_WRITTEN EXERCISE_
Pull every line holding the string "pixels" from the records below.
+++++
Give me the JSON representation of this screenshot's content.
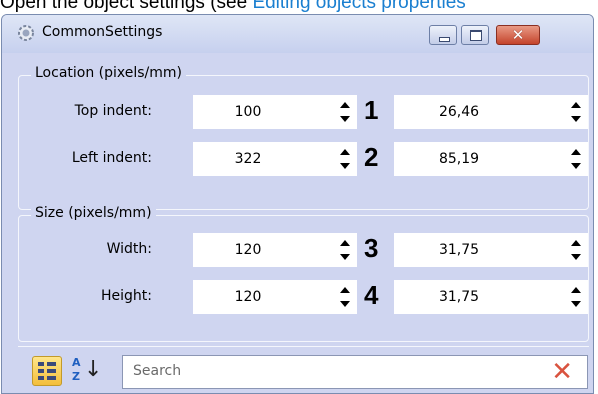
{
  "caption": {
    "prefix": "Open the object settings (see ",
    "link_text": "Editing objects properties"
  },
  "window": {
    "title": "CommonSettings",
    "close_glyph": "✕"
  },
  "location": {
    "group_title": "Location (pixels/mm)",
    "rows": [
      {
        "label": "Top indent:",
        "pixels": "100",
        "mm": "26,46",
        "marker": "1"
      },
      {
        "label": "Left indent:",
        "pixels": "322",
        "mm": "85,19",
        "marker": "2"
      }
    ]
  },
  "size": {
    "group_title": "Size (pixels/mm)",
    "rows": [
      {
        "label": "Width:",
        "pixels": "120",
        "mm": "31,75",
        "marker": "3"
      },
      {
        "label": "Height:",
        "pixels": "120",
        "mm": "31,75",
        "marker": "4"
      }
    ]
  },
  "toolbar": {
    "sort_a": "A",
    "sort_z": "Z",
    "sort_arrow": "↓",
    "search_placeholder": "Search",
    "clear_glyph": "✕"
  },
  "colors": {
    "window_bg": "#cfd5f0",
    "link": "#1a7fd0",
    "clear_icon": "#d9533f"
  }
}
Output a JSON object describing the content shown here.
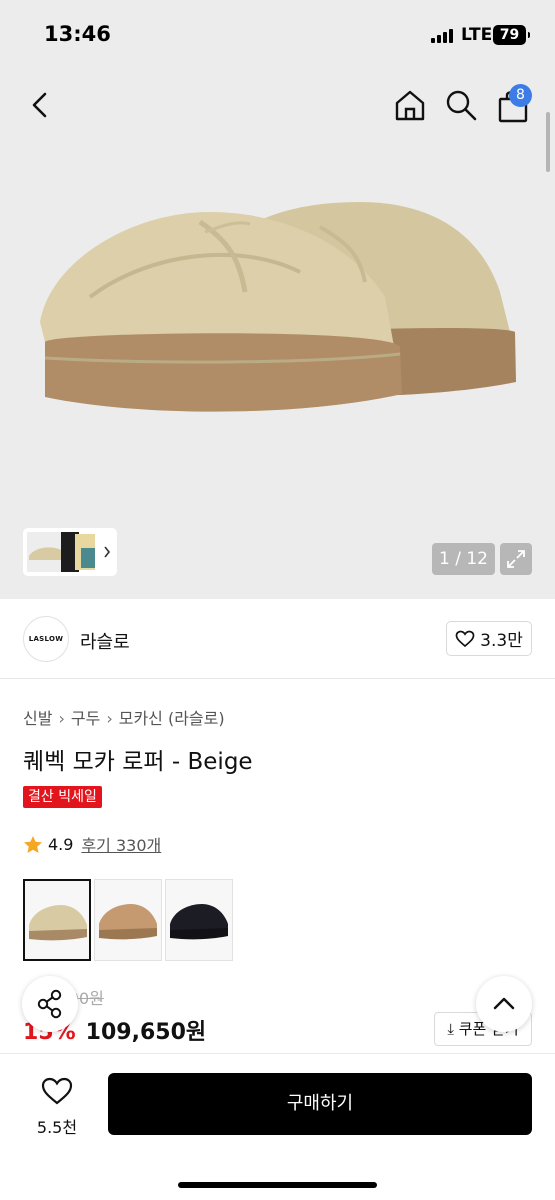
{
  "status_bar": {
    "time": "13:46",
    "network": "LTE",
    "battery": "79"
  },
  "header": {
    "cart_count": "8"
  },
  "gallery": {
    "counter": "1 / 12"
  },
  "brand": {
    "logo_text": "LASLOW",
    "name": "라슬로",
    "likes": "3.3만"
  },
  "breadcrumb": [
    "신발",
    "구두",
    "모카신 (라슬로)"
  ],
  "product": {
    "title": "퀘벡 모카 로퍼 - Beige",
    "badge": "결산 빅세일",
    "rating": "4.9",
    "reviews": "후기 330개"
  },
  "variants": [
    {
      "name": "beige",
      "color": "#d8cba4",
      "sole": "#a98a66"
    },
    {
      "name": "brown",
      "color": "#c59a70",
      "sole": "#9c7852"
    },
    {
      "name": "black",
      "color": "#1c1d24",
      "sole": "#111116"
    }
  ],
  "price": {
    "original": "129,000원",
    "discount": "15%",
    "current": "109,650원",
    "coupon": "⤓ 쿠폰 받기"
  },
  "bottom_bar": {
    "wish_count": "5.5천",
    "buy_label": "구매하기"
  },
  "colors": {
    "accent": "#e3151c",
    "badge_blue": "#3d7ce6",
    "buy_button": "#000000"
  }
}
+++++
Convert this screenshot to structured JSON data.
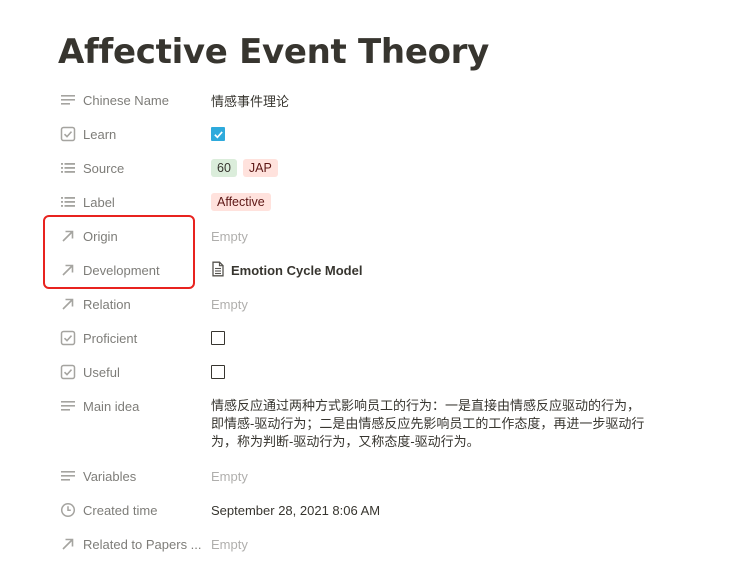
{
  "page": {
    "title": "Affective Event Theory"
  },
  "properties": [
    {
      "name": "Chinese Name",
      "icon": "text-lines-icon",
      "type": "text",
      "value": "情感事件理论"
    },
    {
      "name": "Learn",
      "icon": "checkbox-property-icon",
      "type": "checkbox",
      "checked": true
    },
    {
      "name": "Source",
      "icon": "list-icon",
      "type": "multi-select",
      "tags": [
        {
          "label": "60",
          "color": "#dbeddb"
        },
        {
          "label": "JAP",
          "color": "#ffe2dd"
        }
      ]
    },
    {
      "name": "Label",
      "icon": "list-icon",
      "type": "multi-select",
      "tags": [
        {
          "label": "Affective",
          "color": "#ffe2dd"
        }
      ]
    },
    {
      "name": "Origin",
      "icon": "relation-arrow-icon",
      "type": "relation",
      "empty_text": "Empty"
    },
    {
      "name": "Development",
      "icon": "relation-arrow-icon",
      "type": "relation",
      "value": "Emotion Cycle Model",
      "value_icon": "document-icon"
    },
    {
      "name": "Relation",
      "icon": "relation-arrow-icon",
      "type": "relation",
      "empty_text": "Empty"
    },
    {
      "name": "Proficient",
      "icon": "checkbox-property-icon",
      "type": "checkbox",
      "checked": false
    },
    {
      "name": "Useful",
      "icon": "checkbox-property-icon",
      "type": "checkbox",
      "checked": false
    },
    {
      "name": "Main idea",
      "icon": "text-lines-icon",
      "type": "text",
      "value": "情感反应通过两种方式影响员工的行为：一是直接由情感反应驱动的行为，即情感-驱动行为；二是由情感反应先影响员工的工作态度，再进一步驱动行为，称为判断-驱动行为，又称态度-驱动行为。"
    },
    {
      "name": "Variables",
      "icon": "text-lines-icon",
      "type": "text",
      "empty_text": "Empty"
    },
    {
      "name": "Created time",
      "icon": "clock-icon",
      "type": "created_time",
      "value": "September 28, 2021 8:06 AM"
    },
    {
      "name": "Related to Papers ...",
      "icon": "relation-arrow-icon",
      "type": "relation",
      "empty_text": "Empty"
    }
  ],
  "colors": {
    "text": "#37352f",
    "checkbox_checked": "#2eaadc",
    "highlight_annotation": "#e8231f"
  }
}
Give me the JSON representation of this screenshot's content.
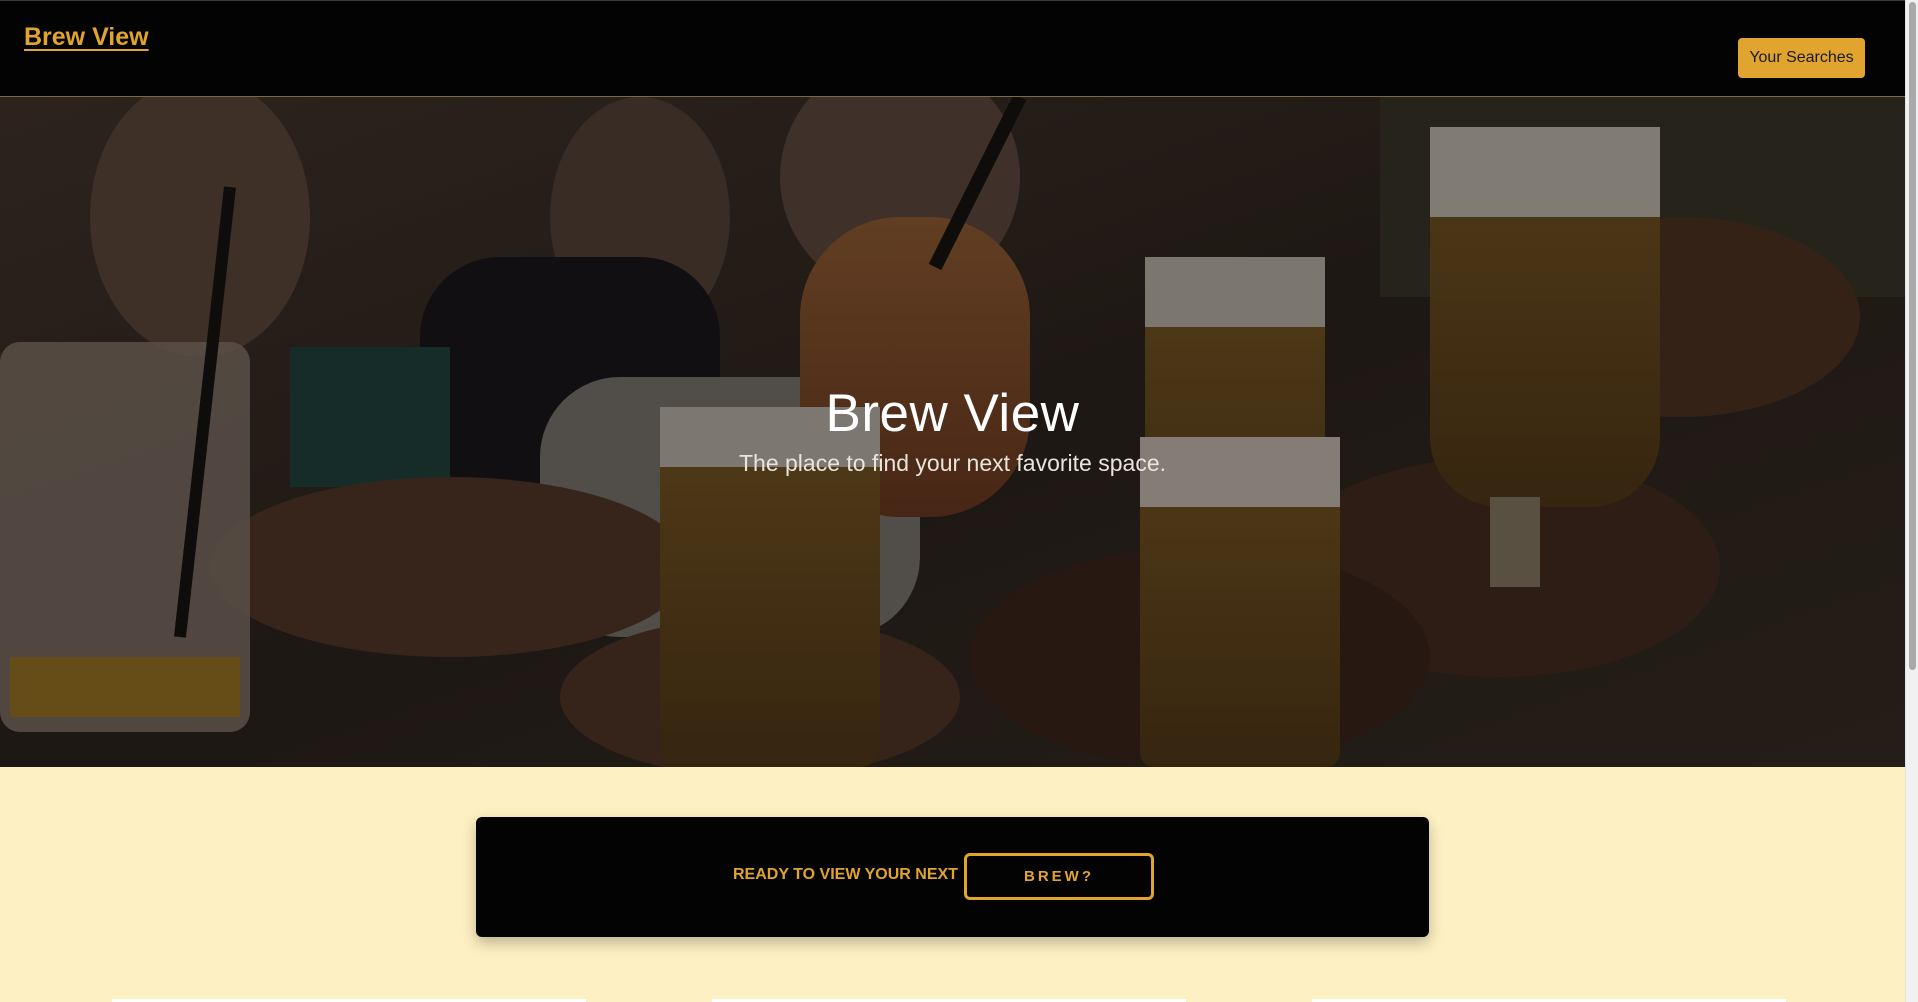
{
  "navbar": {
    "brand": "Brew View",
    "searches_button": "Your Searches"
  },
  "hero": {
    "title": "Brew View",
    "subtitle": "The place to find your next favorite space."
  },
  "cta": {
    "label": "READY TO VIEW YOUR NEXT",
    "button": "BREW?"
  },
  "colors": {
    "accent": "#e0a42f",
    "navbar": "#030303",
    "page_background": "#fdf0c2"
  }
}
+++++
_RESPONSE TO THE TASK_
    "group_title": "Location (pixels/mm)",
        "pixels": "100",
        "pixels": "322",
    "group_title": "Size (pixels/mm)",
        "pixels": "120",
        "pixels": "120",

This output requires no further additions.